= Work required =
Take down each entry exactly as written.

>> BEGIN Supplied material

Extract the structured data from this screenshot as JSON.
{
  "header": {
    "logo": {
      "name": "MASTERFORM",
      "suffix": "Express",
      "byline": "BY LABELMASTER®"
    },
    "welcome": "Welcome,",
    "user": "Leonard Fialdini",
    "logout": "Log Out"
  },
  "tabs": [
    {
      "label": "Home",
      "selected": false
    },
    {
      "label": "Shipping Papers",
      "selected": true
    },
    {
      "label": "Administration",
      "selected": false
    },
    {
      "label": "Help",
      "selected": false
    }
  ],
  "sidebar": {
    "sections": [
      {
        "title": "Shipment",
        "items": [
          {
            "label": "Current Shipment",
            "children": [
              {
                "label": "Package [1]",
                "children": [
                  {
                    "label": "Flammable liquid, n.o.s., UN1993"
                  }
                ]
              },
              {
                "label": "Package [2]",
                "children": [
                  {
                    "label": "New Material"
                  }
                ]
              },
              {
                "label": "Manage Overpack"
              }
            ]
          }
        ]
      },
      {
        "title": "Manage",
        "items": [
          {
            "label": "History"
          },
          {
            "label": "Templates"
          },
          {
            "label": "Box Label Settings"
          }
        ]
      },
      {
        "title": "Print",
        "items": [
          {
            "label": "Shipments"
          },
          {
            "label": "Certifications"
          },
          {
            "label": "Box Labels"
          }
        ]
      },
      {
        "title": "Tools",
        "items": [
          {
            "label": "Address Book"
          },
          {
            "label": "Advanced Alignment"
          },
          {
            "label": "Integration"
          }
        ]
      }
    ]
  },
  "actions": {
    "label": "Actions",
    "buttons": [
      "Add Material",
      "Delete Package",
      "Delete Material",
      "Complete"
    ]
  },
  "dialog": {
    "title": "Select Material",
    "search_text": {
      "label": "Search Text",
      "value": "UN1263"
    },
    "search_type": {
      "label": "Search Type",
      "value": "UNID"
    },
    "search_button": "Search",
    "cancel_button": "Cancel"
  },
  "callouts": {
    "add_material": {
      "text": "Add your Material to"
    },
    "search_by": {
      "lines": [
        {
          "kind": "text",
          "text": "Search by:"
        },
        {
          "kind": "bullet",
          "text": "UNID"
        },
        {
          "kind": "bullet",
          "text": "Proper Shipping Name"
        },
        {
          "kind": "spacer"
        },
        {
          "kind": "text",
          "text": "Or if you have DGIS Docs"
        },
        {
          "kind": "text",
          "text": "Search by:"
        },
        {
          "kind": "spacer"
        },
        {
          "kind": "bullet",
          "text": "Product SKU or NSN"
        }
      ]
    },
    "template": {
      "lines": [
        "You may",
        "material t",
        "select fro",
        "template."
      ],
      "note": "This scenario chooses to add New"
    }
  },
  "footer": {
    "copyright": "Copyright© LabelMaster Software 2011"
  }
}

>> END Supplied material

= Expected output =
Extract the structured data from this screenshot as JSON.
{
  "header": {
    "logo": {
      "name": "MASTERFORM",
      "suffix": "Express",
      "byline": "BY LABELMASTER®"
    },
    "welcome": "Welcome,",
    "user": "Leonard Fialdini",
    "logout": "Log Out"
  },
  "tabs": [
    {
      "label": "Home",
      "selected": false
    },
    {
      "label": "Shipping Papers",
      "selected": true
    },
    {
      "label": "Administration",
      "selected": false
    },
    {
      "label": "Help",
      "selected": false
    }
  ],
  "sidebar": {
    "sections": [
      {
        "title": "Shipment",
        "items": [
          {
            "label": "Current Shipment",
            "children": [
              {
                "label": "Package [1]",
                "children": [
                  {
                    "label": "Flammable liquid, n.o.s., UN1993"
                  }
                ]
              },
              {
                "label": "Package [2]",
                "children": [
                  {
                    "label": "New Material"
                  }
                ]
              },
              {
                "label": "Manage Overpack"
              }
            ]
          }
        ]
      },
      {
        "title": "Manage",
        "items": [
          {
            "label": "History"
          },
          {
            "label": "Templates"
          },
          {
            "label": "Box Label Settings"
          }
        ]
      },
      {
        "title": "Print",
        "items": [
          {
            "label": "Shipments"
          },
          {
            "label": "Certifications"
          },
          {
            "label": "Box Labels"
          }
        ]
      },
      {
        "title": "Tools",
        "items": [
          {
            "label": "Address Book"
          },
          {
            "label": "Advanced Alignment"
          },
          {
            "label": "Integration"
          }
        ]
      }
    ]
  },
  "actions": {
    "label": "Actions",
    "buttons": [
      "Add Material",
      "Delete Package",
      "Delete Material",
      "Complete"
    ]
  },
  "dialog": {
    "title": "Select Material",
    "search_text": {
      "label": "Search Text",
      "value": "UN1263"
    },
    "search_type": {
      "label": "Search Type",
      "value": "UNID"
    },
    "search_button": "Search",
    "cancel_button": "Cancel"
  },
  "callouts": {
    "add_material": {
      "text": "Add your Material to"
    },
    "search_by": {
      "lines": [
        {
          "kind": "text",
          "text": "Search by:"
        },
        {
          "kind": "bullet",
          "text": "UNID"
        },
        {
          "kind": "bullet",
          "text": "Proper Shipping Name"
        },
        {
          "kind": "spacer"
        },
        {
          "kind": "text",
          "text": "Or if you have DGIS Docs"
        },
        {
          "kind": "text",
          "text": "Search by:"
        },
        {
          "kind": "spacer"
        },
        {
          "kind": "bullet",
          "text": "Product SKU or NSN"
        }
      ]
    },
    "template": {
      "lines": [
        "You may",
        "material t",
        "select fro",
        "template."
      ],
      "note": "This scenario chooses to add New"
    }
  },
  "footer": {
    "copyright": "Copyright© LabelMaster Software 2011"
  }
}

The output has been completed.